Problem description:
Where a line of the listing below includes the word "organization", reproduce that line.

|---|

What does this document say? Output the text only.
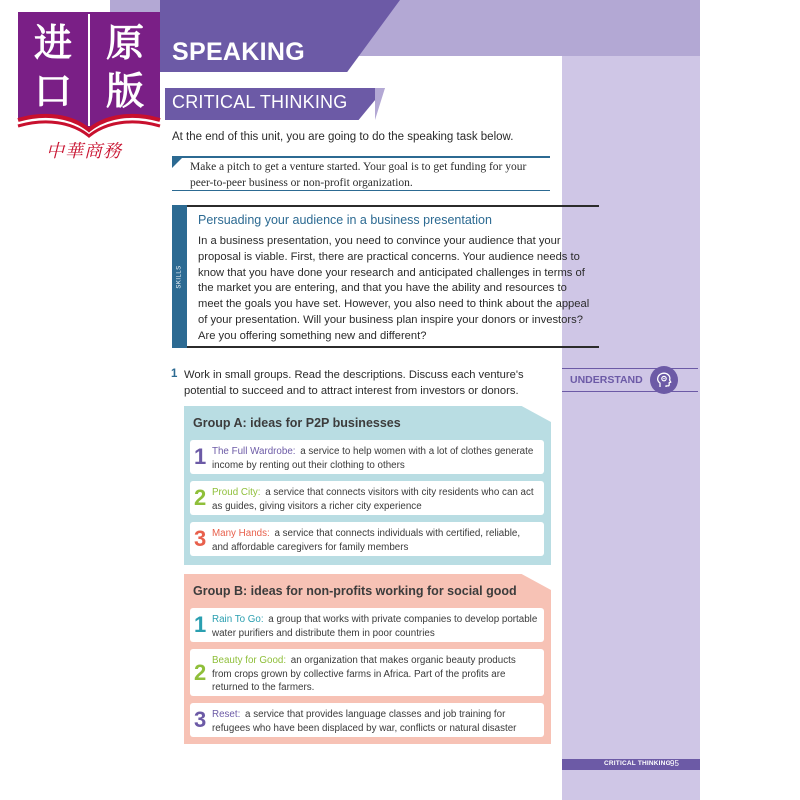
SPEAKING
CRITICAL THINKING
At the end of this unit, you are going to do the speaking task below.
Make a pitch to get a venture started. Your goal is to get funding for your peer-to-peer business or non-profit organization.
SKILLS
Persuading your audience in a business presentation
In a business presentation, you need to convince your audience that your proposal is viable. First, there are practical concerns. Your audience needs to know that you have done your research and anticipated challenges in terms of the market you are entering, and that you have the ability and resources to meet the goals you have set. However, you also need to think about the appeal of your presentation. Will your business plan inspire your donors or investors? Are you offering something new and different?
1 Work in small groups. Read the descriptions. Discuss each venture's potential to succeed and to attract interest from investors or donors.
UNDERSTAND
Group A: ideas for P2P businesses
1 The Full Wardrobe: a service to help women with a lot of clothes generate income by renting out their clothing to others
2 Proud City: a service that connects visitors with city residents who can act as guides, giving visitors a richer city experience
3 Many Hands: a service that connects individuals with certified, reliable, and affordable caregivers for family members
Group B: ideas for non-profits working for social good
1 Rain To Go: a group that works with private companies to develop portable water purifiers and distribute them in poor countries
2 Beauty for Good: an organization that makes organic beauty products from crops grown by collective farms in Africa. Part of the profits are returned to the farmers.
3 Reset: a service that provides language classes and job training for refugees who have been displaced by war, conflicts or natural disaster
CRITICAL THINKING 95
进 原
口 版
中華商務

|---|

Written solution:
Make a pitch to get a venture started. Your goal is to get funding for your peer-to-peer business or non-profit organization.
2 Beauty for Good: an organization that makes organic beauty products from crops grown by collective farms in Africa. Part of the profits are returned to the farmers.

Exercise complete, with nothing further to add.